(Figure content listings)
....................
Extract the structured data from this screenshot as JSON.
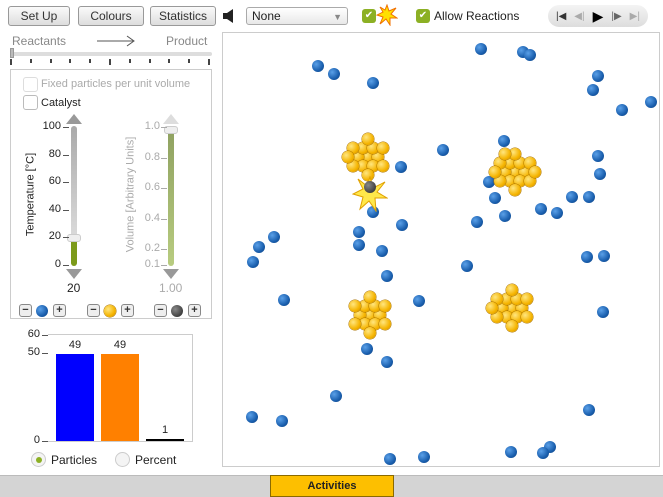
{
  "toolbar": {
    "setup": "Set Up",
    "colours": "Colours",
    "statistics": "Statistics",
    "sound_icon": "speaker-icon",
    "dropdown_value": "None",
    "collision_flash_checked": true,
    "allow_reactions_label": "Allow Reactions",
    "allow_reactions_checked": true
  },
  "media": {
    "buttons": [
      "skip-to-start",
      "step-back",
      "play",
      "step-forward",
      "skip-to-end"
    ]
  },
  "reaction_slider": {
    "left": "Reactants",
    "right": "Product",
    "value": 0
  },
  "panel": {
    "fixed_label": "Fixed particles per unit volume",
    "fixed_checked": false,
    "catalyst_label": "Catalyst",
    "catalyst_checked": false,
    "temperature": {
      "label": "Temperature [°C]",
      "ticks": [
        "100",
        "80",
        "60",
        "40",
        "20",
        "0"
      ],
      "value": "20",
      "level": 20
    },
    "volume": {
      "label": "Volume [Arbitrary Units]",
      "ticks": [
        "1.0",
        "0.8",
        "0.6",
        "0.4",
        "0.2",
        "0.1"
      ],
      "value": "1.00",
      "level": 1.0
    }
  },
  "particle_controls": [
    {
      "color": "#1a5fae"
    },
    {
      "color": "#f5b400"
    },
    {
      "color": "#222222"
    }
  ],
  "chart_data": {
    "type": "bar",
    "categories": [
      "blue",
      "orange",
      "black"
    ],
    "values": [
      49,
      49,
      1
    ],
    "labels": [
      "49",
      "49",
      "1"
    ],
    "colors": [
      "#0000ff",
      "#ff8000",
      "#000000"
    ],
    "yticks": [
      "60",
      "50",
      "0"
    ],
    "ylim": [
      0,
      60
    ]
  },
  "chart_mode": {
    "particles": "Particles",
    "percent": "Percent",
    "selected": "particles"
  },
  "footer": {
    "activities": "Activities"
  }
}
....................
AIM: Are you able to set down all the lines above exactly, without any pictures?

EXPECTED ANSWER:
Extract the structured data from this screenshot as JSON.
{
  "toolbar": {
    "setup": "Set Up",
    "colours": "Colours",
    "statistics": "Statistics",
    "sound_icon": "speaker-icon",
    "dropdown_value": "None",
    "collision_flash_checked": true,
    "allow_reactions_label": "Allow Reactions",
    "allow_reactions_checked": true
  },
  "media": {
    "buttons": [
      "skip-to-start",
      "step-back",
      "play",
      "step-forward",
      "skip-to-end"
    ]
  },
  "reaction_slider": {
    "left": "Reactants",
    "right": "Product",
    "value": 0
  },
  "panel": {
    "fixed_label": "Fixed particles per unit volume",
    "fixed_checked": false,
    "catalyst_label": "Catalyst",
    "catalyst_checked": false,
    "temperature": {
      "label": "Temperature [°C]",
      "ticks": [
        "100",
        "80",
        "60",
        "40",
        "20",
        "0"
      ],
      "value": "20",
      "level": 20
    },
    "volume": {
      "label": "Volume [Arbitrary Units]",
      "ticks": [
        "1.0",
        "0.8",
        "0.6",
        "0.4",
        "0.2",
        "0.1"
      ],
      "value": "1.00",
      "level": 1.0
    }
  },
  "particle_controls": [
    {
      "color": "#1a5fae"
    },
    {
      "color": "#f5b400"
    },
    {
      "color": "#222222"
    }
  ],
  "chart_data": {
    "type": "bar",
    "categories": [
      "blue",
      "orange",
      "black"
    ],
    "values": [
      49,
      49,
      1
    ],
    "labels": [
      "49",
      "49",
      "1"
    ],
    "colors": [
      "#0000ff",
      "#ff8000",
      "#000000"
    ],
    "yticks": [
      "60",
      "50",
      "0"
    ],
    "ylim": [
      0,
      60
    ]
  },
  "chart_mode": {
    "particles": "Particles",
    "percent": "Percent",
    "selected": "particles"
  },
  "footer": {
    "activities": "Activities"
  }
}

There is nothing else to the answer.